DO THIS
Go through the records underneath and write each one out again exactly.

EXTRACTED DATA
[BEGIN]

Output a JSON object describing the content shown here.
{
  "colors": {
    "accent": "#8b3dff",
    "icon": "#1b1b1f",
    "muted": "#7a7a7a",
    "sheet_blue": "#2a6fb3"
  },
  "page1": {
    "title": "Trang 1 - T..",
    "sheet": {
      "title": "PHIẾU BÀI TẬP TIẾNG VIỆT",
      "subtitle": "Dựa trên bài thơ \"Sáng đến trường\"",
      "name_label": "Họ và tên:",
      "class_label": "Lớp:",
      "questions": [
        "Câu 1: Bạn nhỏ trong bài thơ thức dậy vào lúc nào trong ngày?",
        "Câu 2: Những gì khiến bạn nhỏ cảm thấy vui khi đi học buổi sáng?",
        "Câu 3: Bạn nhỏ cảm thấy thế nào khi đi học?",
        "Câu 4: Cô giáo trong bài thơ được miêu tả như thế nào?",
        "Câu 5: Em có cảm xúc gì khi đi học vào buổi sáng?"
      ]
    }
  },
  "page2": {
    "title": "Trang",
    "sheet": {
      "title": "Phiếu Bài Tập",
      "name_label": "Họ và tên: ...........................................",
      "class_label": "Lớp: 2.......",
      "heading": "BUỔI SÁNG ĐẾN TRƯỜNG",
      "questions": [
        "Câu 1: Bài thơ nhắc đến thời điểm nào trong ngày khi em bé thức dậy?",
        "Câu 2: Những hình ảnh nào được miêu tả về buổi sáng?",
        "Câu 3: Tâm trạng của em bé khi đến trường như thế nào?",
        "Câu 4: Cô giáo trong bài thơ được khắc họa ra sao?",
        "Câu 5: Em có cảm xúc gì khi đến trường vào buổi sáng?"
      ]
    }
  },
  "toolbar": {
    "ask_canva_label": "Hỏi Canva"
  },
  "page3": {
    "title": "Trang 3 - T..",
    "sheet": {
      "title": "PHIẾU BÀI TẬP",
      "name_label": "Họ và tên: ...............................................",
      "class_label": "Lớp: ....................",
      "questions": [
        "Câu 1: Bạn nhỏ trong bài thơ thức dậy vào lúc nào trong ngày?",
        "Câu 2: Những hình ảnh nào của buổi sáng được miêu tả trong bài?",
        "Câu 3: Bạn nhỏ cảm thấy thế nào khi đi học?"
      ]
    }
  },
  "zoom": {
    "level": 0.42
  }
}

[END]

SOLUTION TO THE PROBLEM
Output a JSON object describing the content shown here.
{
  "colors": {
    "accent": "#8b3dff",
    "icon": "#1b1b1f",
    "muted": "#7a7a7a",
    "sheet_blue": "#2a6fb3"
  },
  "page1": {
    "title": "Trang 1 - T..",
    "sheet": {
      "title": "PHIẾU BÀI TẬP TIẾNG VIỆT",
      "subtitle": "Dựa trên bài thơ \"Sáng đến trường\"",
      "name_label": "Họ và tên:",
      "class_label": "Lớp:",
      "questions": [
        "Câu 1: Bạn nhỏ trong bài thơ thức dậy vào lúc nào trong ngày?",
        "Câu 2: Những gì khiến bạn nhỏ cảm thấy vui khi đi học buổi sáng?",
        "Câu 3: Bạn nhỏ cảm thấy thế nào khi đi học?",
        "Câu 4: Cô giáo trong bài thơ được miêu tả như thế nào?",
        "Câu 5: Em có cảm xúc gì khi đi học vào buổi sáng?"
      ]
    }
  },
  "page2": {
    "title": "Trang",
    "sheet": {
      "title": "Phiếu Bài Tập",
      "name_label": "Họ và tên: ...........................................",
      "class_label": "Lớp: 2.......",
      "heading": "BUỔI SÁNG ĐẾN TRƯỜNG",
      "questions": [
        "Câu 1: Bài thơ nhắc đến thời điểm nào trong ngày khi em bé thức dậy?",
        "Câu 2: Những hình ảnh nào được miêu tả về buổi sáng?",
        "Câu 3: Tâm trạng của em bé khi đến trường như thế nào?",
        "Câu 4: Cô giáo trong bài thơ được khắc họa ra sao?",
        "Câu 5: Em có cảm xúc gì khi đến trường vào buổi sáng?"
      ]
    }
  },
  "toolbar": {
    "ask_canva_label": "Hỏi Canva"
  },
  "page3": {
    "title": "Trang 3 - T..",
    "sheet": {
      "title": "PHIẾU BÀI TẬP",
      "name_label": "Họ và tên: ...............................................",
      "class_label": "Lớp: ....................",
      "questions": [
        "Câu 1: Bạn nhỏ trong bài thơ thức dậy vào lúc nào trong ngày?",
        "Câu 2: Những hình ảnh nào của buổi sáng được miêu tả trong bài?",
        "Câu 3: Bạn nhỏ cảm thấy thế nào khi đi học?"
      ]
    }
  },
  "zoom": {
    "level": 0.42
  }
}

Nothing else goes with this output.